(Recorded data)
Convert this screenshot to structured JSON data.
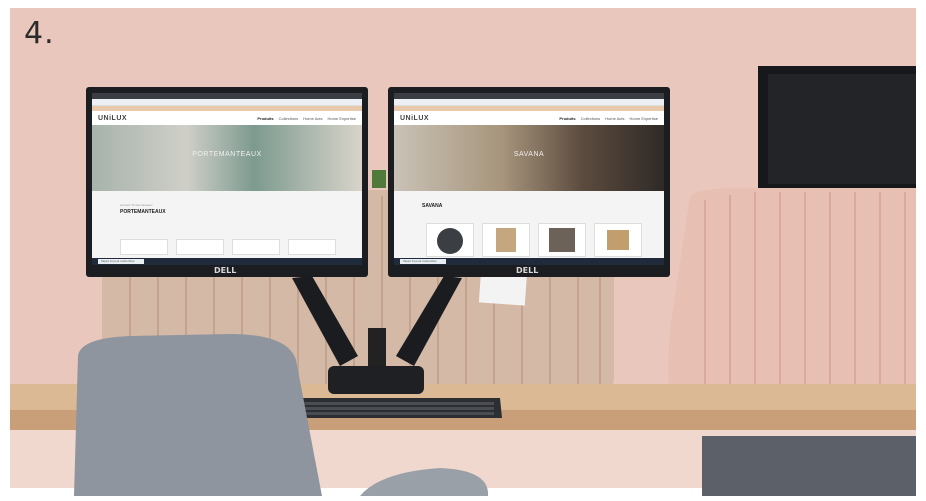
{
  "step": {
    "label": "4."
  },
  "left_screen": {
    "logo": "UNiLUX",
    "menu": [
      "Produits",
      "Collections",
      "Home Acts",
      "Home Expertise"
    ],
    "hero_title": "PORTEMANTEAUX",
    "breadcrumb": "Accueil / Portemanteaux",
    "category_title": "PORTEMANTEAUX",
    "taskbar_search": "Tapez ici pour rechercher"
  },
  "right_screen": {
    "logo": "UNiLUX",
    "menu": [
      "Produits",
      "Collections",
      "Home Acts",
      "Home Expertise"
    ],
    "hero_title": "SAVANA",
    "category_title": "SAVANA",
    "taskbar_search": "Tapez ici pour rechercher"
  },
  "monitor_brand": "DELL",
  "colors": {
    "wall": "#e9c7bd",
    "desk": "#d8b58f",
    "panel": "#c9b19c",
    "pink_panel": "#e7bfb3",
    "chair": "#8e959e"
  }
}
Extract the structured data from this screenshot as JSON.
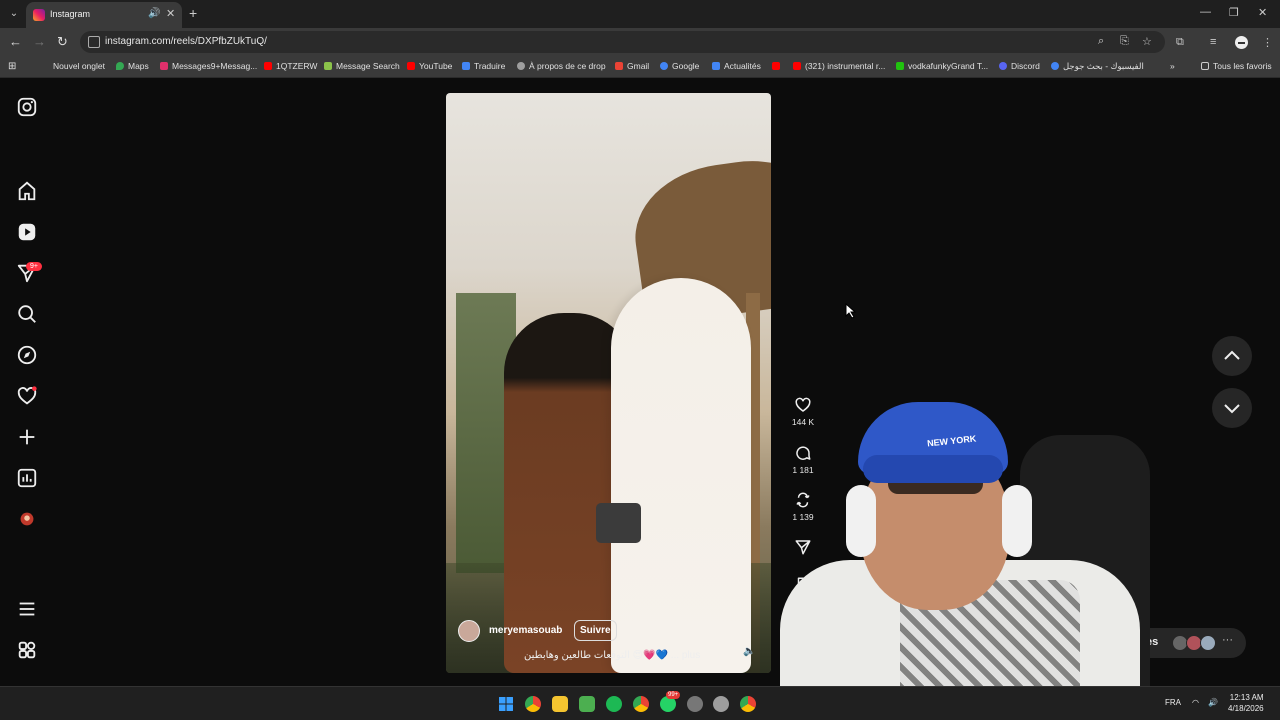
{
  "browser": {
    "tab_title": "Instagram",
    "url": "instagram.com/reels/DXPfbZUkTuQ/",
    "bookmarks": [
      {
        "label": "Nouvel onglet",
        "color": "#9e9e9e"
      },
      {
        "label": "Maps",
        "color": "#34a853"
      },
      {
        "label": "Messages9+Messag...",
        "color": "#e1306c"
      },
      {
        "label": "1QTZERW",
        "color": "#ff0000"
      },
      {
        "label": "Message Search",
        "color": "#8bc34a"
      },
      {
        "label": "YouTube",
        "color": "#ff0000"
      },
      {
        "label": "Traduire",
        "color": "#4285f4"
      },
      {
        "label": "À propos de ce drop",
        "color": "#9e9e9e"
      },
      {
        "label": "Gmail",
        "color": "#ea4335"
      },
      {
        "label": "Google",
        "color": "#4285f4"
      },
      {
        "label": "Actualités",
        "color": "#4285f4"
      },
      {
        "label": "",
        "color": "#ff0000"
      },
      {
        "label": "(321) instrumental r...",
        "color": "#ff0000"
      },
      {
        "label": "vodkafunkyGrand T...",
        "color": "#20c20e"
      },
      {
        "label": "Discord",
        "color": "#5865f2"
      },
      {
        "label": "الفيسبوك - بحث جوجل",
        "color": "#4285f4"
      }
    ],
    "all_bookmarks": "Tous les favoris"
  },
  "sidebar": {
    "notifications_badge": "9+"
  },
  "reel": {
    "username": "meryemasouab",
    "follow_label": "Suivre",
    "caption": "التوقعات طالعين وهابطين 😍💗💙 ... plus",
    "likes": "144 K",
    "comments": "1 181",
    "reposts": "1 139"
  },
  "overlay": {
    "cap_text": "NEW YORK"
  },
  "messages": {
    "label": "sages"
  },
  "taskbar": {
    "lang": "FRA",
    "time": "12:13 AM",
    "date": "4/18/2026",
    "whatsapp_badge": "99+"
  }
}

[Task] Leave out the pictures and give the listing above again exactly.

[Solution]
Convert this screenshot to structured JSON data.
{
  "step": {
    "label": "4."
  },
  "left_screen": {
    "logo": "UNiLUX",
    "menu": [
      "Produits",
      "Collections",
      "Home Acts",
      "Home Expertise"
    ],
    "hero_title": "PORTEMANTEAUX",
    "breadcrumb": "Accueil / Portemanteaux",
    "category_title": "PORTEMANTEAUX",
    "taskbar_search": "Tapez ici pour rechercher"
  },
  "right_screen": {
    "logo": "UNiLUX",
    "menu": [
      "Produits",
      "Collections",
      "Home Acts",
      "Home Expertise"
    ],
    "hero_title": "SAVANA",
    "category_title": "SAVANA",
    "taskbar_search": "Tapez ici pour rechercher"
  },
  "monitor_brand": "DELL",
  "colors": {
    "wall": "#e9c7bd",
    "desk": "#d8b58f",
    "panel": "#c9b19c",
    "pink_panel": "#e7bfb3",
    "chair": "#8e959e"
  }
}
Extract the structured data from this screenshot as JSON.
{
  "browser": {
    "tab_title": "Instagram",
    "url": "instagram.com/reels/DXPfbZUkTuQ/",
    "bookmarks": [
      {
        "label": "Nouvel onglet",
        "color": "#9e9e9e"
      },
      {
        "label": "Maps",
        "color": "#34a853"
      },
      {
        "label": "Messages9+Messag...",
        "color": "#e1306c"
      },
      {
        "label": "1QTZERW",
        "color": "#ff0000"
      },
      {
        "label": "Message Search",
        "color": "#8bc34a"
      },
      {
        "label": "YouTube",
        "color": "#ff0000"
      },
      {
        "label": "Traduire",
        "color": "#4285f4"
      },
      {
        "label": "À propos de ce drop",
        "color": "#9e9e9e"
      },
      {
        "label": "Gmail",
        "color": "#ea4335"
      },
      {
        "label": "Google",
        "color": "#4285f4"
      },
      {
        "label": "Actualités",
        "color": "#4285f4"
      },
      {
        "label": "",
        "color": "#ff0000"
      },
      {
        "label": "(321) instrumental r...",
        "color": "#ff0000"
      },
      {
        "label": "vodkafunkyGrand T...",
        "color": "#20c20e"
      },
      {
        "label": "Discord",
        "color": "#5865f2"
      },
      {
        "label": "الفيسبوك - بحث جوجل",
        "color": "#4285f4"
      }
    ],
    "all_bookmarks": "Tous les favoris"
  },
  "sidebar": {
    "notifications_badge": "9+"
  },
  "reel": {
    "username": "meryemasouab",
    "follow_label": "Suivre",
    "caption": "التوقعات طالعين وهابطين 😍💗💙 ... plus",
    "likes": "144 K",
    "comments": "1 181",
    "reposts": "1 139"
  },
  "overlay": {
    "cap_text": "NEW YORK"
  },
  "messages": {
    "label": "sages"
  },
  "taskbar": {
    "lang": "FRA",
    "time": "12:13 AM",
    "date": "4/18/2026",
    "whatsapp_badge": "99+"
  }
}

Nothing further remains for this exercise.